Exercise brief: Leave out the pictures and repeat the rest of the material exactly.

Dataset extract:
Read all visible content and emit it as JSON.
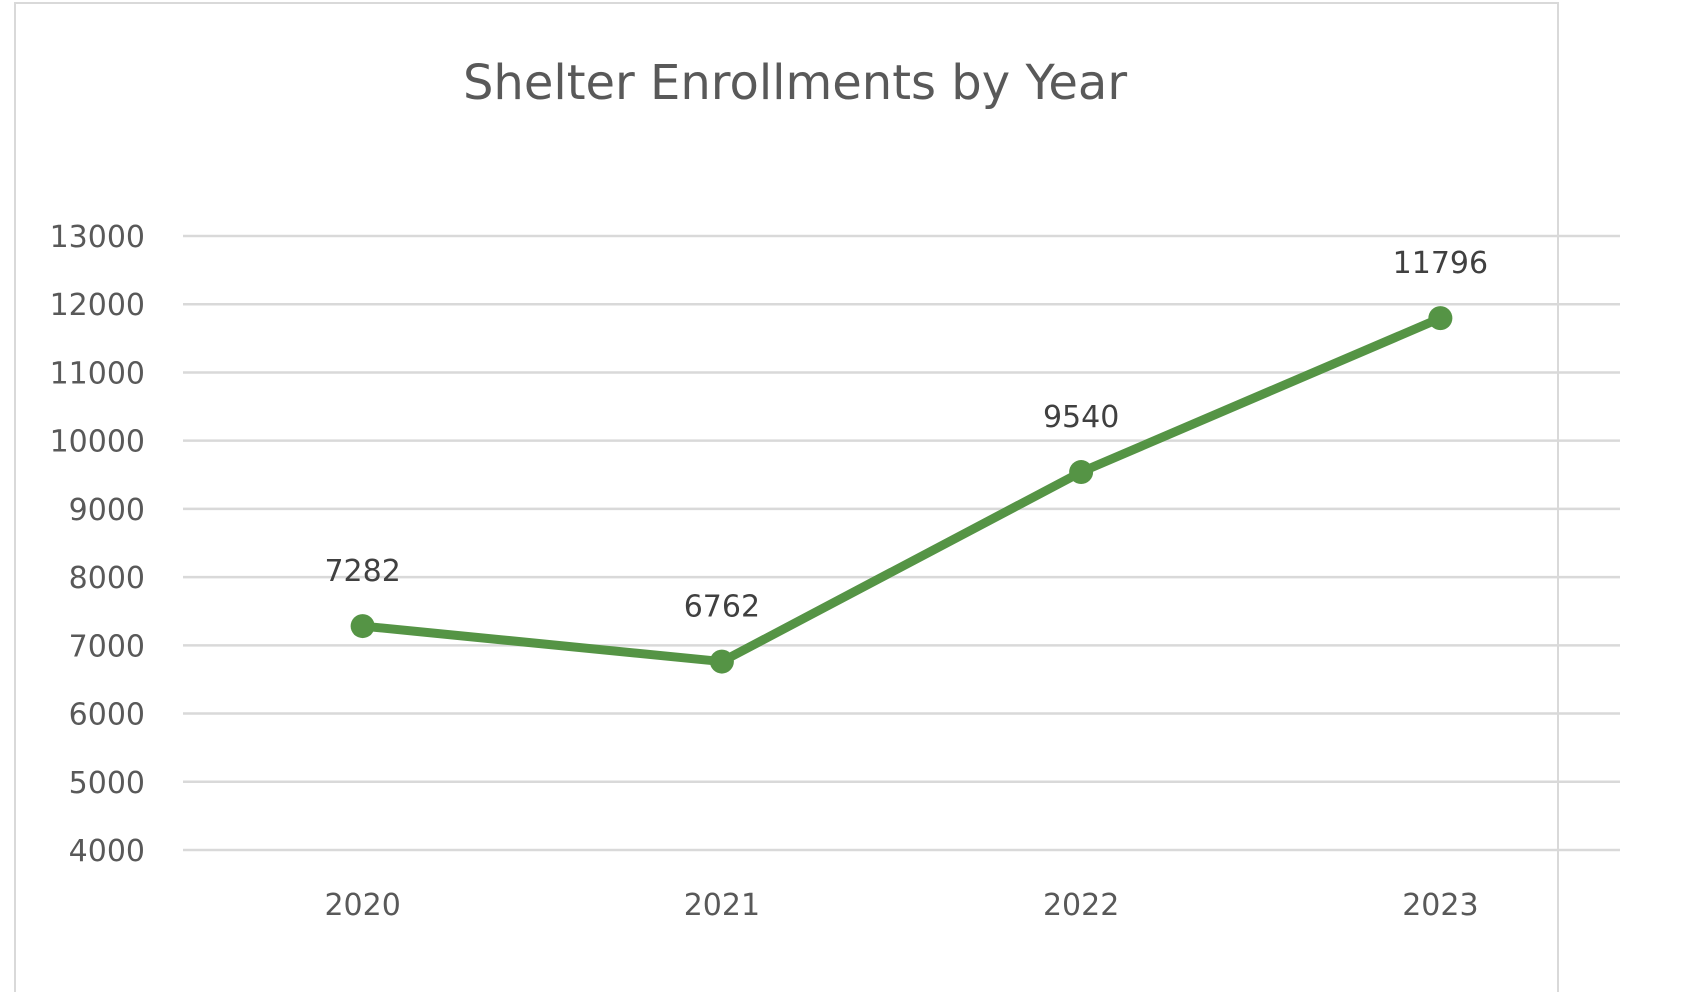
{
  "chart_data": {
    "type": "line",
    "title": "Shelter Enrollments by Year",
    "xlabel": "",
    "ylabel": "",
    "categories": [
      "2020",
      "2021",
      "2022",
      "2023"
    ],
    "series": [
      {
        "values": [
          7282,
          6762,
          9540,
          11796
        ],
        "color": "#559445"
      }
    ],
    "ylim": [
      4000,
      13000
    ],
    "yticks": [
      "4000",
      "5000",
      "6000",
      "7000",
      "8000",
      "9000",
      "10000",
      "11000",
      "12000",
      "13000"
    ],
    "data_labels": [
      "7282",
      "6762",
      "9540",
      "11796"
    ],
    "grid": true,
    "legend": "none",
    "colors": {
      "gridline": "#d9d9d9",
      "text": "#595959",
      "border": "#d9d9d9"
    }
  }
}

Problem solution:
Read all visible content and emit it as JSON.
{
  "chart_data": {
    "type": "line",
    "title": "Shelter Enrollments by Year",
    "xlabel": "",
    "ylabel": "",
    "categories": [
      "2020",
      "2021",
      "2022",
      "2023"
    ],
    "series": [
      {
        "values": [
          7282,
          6762,
          9540,
          11796
        ],
        "color": "#559445"
      }
    ],
    "ylim": [
      4000,
      13000
    ],
    "yticks": [
      "4000",
      "5000",
      "6000",
      "7000",
      "8000",
      "9000",
      "10000",
      "11000",
      "12000",
      "13000"
    ],
    "data_labels": [
      "7282",
      "6762",
      "9540",
      "11796"
    ],
    "grid": true,
    "legend": "none",
    "colors": {
      "gridline": "#d9d9d9",
      "text": "#595959",
      "border": "#d9d9d9"
    }
  }
}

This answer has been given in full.